* WHAT THE TASK REQUIRES: Gather, from the listing beneath this task, every line holding the string "text".

* SOURCE RECORDS:
────

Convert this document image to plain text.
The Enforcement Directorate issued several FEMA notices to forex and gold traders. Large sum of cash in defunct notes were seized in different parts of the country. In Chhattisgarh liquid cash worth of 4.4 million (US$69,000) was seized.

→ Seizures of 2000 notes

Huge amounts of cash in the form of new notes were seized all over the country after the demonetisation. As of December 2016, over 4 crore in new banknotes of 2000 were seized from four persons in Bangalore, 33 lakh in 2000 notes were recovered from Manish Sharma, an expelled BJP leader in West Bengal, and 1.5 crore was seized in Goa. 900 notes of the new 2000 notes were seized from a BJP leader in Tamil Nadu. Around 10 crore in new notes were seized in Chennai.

────

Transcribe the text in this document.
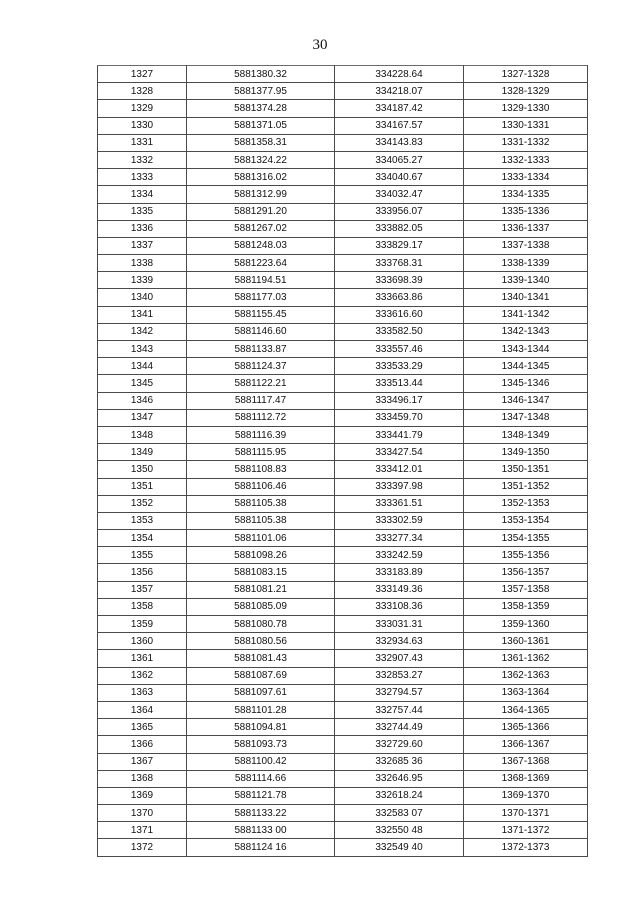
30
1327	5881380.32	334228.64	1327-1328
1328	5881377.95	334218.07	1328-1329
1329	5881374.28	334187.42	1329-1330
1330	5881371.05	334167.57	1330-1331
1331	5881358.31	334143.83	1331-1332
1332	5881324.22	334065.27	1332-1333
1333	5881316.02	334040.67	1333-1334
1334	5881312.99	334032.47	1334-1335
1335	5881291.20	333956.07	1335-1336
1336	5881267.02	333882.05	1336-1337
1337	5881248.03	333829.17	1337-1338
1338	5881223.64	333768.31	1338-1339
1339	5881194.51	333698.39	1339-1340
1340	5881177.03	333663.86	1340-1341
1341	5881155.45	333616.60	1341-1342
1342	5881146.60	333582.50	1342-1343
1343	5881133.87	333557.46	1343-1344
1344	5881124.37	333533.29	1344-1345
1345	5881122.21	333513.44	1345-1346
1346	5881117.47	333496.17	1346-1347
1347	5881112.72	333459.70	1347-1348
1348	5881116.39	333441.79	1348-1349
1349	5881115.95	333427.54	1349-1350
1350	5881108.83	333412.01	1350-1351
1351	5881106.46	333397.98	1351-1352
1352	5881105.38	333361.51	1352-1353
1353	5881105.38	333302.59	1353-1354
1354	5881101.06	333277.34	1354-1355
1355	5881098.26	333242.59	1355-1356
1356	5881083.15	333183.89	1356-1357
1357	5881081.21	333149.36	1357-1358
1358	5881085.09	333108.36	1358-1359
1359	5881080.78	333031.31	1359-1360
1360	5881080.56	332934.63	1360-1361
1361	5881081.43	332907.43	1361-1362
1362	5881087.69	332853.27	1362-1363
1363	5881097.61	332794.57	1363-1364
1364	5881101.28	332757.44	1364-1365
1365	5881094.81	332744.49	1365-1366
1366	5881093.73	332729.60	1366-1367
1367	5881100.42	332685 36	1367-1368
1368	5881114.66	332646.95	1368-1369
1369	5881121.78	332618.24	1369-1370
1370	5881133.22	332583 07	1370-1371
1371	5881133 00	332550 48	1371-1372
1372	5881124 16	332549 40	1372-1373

────

* CORRECT ANSWER:
Convert this document image to plain text.
Transcribe the text in this document.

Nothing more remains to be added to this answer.